Re: duplication POJO and JSF beans

Posted by "simon.kitching@chello.at" <si...@chello.at>.
Anton Gavazuk schrieb:
> Hi all,
>
> I'm using JPA as persistence layer, and one of my modules contains
> more then 50 entities.
> Almost all of those entities (POJO) I must somehow show in UI.
> But in UI some POJOs should have extra fields - value for this fields
> is generated according to business logic, so the value is not a part
> of actual entity.
>   

Yep, common problem.
> Simple Example
>
> CorePojo
>    int a;
>    int b;
>    int generatedValue = businessFunction.(a,b);
>  ....
>
> I dont like approach when this "generated" value is being added to
> core POJO with @Transient mark - on other hand I dont' want to create
> in my JSF application copy of every original POJO with extra fields.
>   
Yep, that solution is pretty ugly.
> So the only one way which I see now - create new POJO for UI which
> extends CorePojo and adds needed fields.
>   
The problem with creating a subclass of the real persistent pojo is that
these "ui-specific" pojos must be different instances from the ones
dealt with by the ui, so data must be copied back and forth between the
persistent pojos and the ui versions.

★ ★ ★

**EXERCISES TO COMPLETE**
#1 Rewrite the mailing-list reply on duplicating POJO and JSF beans from "Yep, common problem." up to and including "is pretty ugly.", renaming "CorePojo" to "BasePojo".
#2 Take the mailing-list reply on duplicating POJO and JSF beans further, starting after its last sentence.
The entries that come next have no role in this work.

(Document structure recognition entries)
★ ★ ★

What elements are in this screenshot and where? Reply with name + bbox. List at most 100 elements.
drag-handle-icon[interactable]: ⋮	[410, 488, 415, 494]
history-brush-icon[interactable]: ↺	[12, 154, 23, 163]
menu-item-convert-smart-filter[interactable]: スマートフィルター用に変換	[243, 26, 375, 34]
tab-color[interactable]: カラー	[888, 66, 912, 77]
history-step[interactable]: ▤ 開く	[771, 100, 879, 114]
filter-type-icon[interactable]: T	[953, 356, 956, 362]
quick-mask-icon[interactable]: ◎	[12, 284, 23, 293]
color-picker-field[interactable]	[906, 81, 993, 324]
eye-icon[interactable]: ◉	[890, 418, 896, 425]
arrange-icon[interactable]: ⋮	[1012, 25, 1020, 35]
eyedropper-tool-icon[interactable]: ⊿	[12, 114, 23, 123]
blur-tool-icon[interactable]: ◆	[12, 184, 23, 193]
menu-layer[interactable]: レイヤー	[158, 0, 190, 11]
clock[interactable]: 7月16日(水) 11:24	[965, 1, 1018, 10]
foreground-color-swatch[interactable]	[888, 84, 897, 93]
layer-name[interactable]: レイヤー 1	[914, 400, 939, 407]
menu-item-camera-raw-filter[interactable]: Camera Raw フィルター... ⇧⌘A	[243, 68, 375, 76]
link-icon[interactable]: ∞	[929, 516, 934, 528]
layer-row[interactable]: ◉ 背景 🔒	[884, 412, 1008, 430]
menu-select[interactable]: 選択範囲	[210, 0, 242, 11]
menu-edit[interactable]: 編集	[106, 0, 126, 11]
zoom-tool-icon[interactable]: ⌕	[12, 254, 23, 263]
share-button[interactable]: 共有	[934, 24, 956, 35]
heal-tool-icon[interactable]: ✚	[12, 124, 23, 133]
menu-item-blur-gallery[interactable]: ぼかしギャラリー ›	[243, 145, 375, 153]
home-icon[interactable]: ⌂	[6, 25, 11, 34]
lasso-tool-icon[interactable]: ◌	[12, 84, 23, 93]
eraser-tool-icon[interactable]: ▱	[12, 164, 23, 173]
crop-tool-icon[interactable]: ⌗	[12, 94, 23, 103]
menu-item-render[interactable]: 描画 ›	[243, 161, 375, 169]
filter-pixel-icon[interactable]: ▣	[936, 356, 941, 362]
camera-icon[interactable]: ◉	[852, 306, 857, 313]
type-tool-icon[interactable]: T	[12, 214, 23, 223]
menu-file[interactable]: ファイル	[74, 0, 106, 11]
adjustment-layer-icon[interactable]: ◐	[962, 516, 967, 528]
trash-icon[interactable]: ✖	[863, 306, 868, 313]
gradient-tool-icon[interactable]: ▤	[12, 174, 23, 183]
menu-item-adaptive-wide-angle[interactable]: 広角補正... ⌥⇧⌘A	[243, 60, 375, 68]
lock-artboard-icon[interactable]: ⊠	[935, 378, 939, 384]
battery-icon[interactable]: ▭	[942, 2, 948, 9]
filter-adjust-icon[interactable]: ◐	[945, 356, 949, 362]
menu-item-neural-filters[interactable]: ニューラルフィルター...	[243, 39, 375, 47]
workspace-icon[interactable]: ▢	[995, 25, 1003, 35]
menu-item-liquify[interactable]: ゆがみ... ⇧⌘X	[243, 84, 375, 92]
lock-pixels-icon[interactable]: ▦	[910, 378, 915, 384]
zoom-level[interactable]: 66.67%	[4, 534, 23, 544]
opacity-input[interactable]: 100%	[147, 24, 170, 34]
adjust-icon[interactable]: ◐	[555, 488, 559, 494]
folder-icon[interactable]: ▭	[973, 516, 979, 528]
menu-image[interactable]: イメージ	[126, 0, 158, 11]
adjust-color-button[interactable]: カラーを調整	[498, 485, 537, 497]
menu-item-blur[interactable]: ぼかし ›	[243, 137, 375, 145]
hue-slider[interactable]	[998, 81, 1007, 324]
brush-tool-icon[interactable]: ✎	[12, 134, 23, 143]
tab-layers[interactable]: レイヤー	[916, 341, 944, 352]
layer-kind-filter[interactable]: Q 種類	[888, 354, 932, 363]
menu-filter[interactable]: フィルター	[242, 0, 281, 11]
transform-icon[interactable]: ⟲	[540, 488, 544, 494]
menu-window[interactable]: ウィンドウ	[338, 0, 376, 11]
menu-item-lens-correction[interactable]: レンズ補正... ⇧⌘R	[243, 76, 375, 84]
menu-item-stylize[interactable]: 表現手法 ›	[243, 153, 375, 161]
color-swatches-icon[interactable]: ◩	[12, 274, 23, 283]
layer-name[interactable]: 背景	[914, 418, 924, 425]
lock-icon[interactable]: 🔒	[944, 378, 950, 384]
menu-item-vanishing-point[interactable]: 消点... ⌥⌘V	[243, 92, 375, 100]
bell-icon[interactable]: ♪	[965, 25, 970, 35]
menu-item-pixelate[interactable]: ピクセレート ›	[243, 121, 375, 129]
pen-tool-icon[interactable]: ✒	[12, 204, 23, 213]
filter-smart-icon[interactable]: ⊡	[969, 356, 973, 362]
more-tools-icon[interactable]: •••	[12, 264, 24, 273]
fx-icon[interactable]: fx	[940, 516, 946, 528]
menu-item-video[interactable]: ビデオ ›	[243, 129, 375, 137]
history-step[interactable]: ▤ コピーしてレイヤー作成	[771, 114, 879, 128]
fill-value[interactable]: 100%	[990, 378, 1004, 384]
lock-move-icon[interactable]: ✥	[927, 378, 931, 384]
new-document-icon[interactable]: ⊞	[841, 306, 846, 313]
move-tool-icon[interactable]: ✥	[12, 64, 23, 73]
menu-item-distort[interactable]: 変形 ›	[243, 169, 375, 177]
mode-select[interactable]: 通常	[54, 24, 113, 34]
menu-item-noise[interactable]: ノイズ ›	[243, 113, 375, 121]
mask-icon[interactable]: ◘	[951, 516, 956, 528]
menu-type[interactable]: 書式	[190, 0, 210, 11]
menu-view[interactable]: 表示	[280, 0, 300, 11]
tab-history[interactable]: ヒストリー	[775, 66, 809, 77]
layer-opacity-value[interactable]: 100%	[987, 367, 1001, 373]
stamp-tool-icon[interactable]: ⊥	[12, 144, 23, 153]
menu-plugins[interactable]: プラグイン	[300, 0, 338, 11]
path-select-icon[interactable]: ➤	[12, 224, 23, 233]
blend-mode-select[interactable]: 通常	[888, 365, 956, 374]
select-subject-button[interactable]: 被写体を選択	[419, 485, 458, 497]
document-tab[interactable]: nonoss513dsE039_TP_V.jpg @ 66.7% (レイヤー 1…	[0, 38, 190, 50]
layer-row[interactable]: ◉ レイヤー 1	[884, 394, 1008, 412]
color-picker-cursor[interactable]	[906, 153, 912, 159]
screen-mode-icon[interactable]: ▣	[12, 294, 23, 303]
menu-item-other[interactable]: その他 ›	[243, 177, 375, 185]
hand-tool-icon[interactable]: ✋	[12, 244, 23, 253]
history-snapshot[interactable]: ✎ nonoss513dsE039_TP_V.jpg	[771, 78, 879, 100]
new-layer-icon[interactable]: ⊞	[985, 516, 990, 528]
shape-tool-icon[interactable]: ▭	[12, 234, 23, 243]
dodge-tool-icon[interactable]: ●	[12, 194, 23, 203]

★ ★ ★

**ANSWER LIST**
#1
Yep, common problem.
> Simple Example
>
> BasePojo
>    int a;
>    int b;
>    int generatedValue = businessFunction.(a,b);
>  ....
>
> I dont like approach when this "generated" value is being added to
> core POJO with @Transient mark - on other hand I dont' want to create
> in my JSF application copy of every original POJO with extra fields.
>   
Yep, that solution is pretty ugly.

#2
> So my question is:
> does someone come accross with same situation? How it can be resolved?
>   

The solution I've most commonly used is to write wrapper classes that
add the UI-specific methods, ie something like:
  public class UICorePojo {
    public CorePojo getCorePojo()  {...} // the persistent object
    public int getGeneratedValue() {...} // the "added" functionality
  }
then use EL expressions like
  #{foo.corePojo.a}
  #{foo.generatedValue}

Unfortunately this does mean the EL is "aware" of the difference between
the "real" methods and the added ones.

On one project I used, CGLIB was used to transparently generate a proxy
class that effectively did what the above code does, but also made the
CorePojo methods available on the generated proxy. Then the EL can
consistently access the proxy, with the method being delegated to the
appropriate handler. I suspect that using Spring's AOP support could
make this quite easy to do.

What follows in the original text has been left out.